§ **TASKS**
**A)** In the StellarSend project description, reproduce the text between "We are on X" and "invoicing — see above.", inclusive.
**B)** Answer these questions using the StellarSend project description:
(i) Which wallet do users sign their transactions with?
(ii) What database backs the backend services?
(iii) Which contract locks funds until a time or arbiter condition releases them?
+++ DOCUMENT SECTION
None of this is a centralized feature layer bolted on top of a wallet integration — it's implemented as public functions in the contracts repo, so the guarantees come from the chain, not from trusting StellarSend's servers.
The project is split into three repositories that together form the full stack: on-chain contracts, a Rust API backend, and a React web frontend.
We are on X - https://x.com/stellar_send/
- Instant, global, non-custodial payments — users sign every transaction with their own wallet (Freighter); private keys never touch StellarSend's servers.
- Multi-asset transfers — send XLM, USDC, or any SEP-41 token on Stellar.
- Path payments — automatic routing through the Stellar DEX so a sender can pay in one asset and the recipient receives another, with live slippage/price-impact quotes.
- Protocol fee model — a small basis-point fee is deducted at the smart-contract level and routed to a dedicated fee-collection contract, auditable on-ledger.
- Testnet/Mainnet support — the same stack runs against Stellar testnet (for development) or mainnet (for production) with a one-click toggle.
- Scheduled & recurring payments — see above.
- Split / batch payments — see above.
- Payment requests / invoicing — see above.
- Escrow / conditional transfers — see above.
┌────────────────────┐ ┌───────────────────────┐ ┌─────────────────────────┐
│ frontend │ API │ backend │ Horizon│ contracts │
│ React + Vite + │◄──────►│ Rust (axum) + Postgres│◄──────►│ Soroban / Rust, on │
│ Freighter wallet │ │ quotes, history, auth │ │ the Stellar network │
└────────────────────┘ └───────────────────────┘ └─────────────────────────┘
│ ▲
└───────────────── signs & submits transactions ───────────────────┘
- The frontend builds and signs transactions client-side with the user's own wallet.
- The backend provides supporting services — exchange-rate quotes, transaction history, auth — backed by Postgres, and talks to Stellar Horizon.
- The contracts are the on-chain source of truth: they validate, execute, and record every payment directly on the Stellar ledger.
Soroban smart contracts (Rust) that power the protocol on-chain:
| Contract | Role |
|---|---|
stellar_send |
Main entry point — direct transfers, DEX path payments, fee deduction, pause/unpause, two-step admin rotation, subscriptions, batch payments, payment requests |
fee_collector |
Accumulates protocol fees per token, admin withdrawal |
token_bridge |
Wraps/unwraps assets to enable cross-asset path payments |
escrow |
Locks funds until a time or arbiter condition releases them |
stellar_send and escrow are the contracts end users interact with; fee_collector and token_bridge are protocol-managed infrastructure.
++++++
+++ INFORMATION
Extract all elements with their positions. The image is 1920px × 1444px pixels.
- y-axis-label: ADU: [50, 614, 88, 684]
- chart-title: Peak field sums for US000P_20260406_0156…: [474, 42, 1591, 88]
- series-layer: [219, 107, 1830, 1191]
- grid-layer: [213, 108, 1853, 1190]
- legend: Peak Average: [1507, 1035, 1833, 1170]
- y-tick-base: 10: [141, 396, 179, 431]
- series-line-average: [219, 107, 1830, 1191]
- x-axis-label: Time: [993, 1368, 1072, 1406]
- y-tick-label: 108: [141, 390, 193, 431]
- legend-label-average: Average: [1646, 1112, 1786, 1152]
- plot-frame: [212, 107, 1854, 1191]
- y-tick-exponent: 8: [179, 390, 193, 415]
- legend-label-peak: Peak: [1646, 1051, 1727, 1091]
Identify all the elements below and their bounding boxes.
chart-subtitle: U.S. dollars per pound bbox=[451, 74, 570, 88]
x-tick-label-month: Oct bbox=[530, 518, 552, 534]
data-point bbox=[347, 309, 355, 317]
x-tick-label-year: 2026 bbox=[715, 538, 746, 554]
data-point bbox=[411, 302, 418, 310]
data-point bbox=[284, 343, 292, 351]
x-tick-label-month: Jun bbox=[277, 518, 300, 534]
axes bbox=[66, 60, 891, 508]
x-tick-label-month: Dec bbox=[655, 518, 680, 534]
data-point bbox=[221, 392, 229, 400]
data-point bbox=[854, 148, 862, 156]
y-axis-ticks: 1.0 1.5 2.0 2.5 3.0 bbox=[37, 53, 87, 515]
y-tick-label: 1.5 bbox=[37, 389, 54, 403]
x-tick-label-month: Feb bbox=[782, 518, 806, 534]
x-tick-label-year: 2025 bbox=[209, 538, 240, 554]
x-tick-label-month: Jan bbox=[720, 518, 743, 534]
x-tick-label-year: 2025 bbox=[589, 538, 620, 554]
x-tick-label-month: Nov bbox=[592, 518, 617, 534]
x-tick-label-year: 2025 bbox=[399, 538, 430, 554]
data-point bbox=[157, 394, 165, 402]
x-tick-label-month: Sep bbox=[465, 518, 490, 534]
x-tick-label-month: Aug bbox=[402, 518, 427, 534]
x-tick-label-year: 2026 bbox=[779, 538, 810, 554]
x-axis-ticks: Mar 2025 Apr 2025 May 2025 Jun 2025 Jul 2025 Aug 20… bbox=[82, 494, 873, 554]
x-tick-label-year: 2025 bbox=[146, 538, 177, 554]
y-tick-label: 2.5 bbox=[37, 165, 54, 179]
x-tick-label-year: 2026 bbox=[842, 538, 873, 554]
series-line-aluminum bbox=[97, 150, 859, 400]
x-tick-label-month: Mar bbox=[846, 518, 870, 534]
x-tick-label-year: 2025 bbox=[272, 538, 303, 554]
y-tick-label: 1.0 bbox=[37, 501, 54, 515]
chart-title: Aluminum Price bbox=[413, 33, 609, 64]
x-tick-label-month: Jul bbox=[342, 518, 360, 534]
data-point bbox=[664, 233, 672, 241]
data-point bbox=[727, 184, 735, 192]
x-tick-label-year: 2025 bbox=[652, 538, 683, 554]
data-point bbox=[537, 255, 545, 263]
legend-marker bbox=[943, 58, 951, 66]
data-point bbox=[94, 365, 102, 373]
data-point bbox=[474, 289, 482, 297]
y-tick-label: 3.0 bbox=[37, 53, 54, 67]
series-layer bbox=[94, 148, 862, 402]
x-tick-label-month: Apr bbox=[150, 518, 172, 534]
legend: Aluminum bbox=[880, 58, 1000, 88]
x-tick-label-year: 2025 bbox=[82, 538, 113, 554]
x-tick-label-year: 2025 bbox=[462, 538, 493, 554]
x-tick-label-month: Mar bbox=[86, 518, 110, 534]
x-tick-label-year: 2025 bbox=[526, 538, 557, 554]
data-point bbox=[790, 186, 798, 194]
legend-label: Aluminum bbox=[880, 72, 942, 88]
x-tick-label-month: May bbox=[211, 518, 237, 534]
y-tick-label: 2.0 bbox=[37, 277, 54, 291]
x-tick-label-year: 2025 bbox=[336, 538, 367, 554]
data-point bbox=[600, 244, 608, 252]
++++++
§ **EXERCISE ANSWERS**
**A)**
We are on X - https://x.com/stellar_send/
- Instant, global, non-custodial payments — users sign every transaction with their own wallet (Freighter); private keys never touch StellarSend's servers.
- Multi-asset transfers — send XLM, USDC, or any SEP-41 token on Stellar.
- Path payments — automatic routing through the Stellar DEX so a sender can pay in one asset and the recipient receives another, with live slippage/price-impact quotes.
- Protocol fee model — a small basis-point fee is deducted at the smart-contract level and routed to a dedicated fee-collection contract, auditable on-ledger.
- Testnet/Mainnet support — the same stack runs against Stellar testnet (for development) or mainnet (for production) with a one-click toggle.
- Scheduled & recurring payments — see above.
- Split / batch payments — see above.
- Payment requests / invoicing — see above.

**B)**
(i) Freighter
(ii) Postgres
(iii) escrow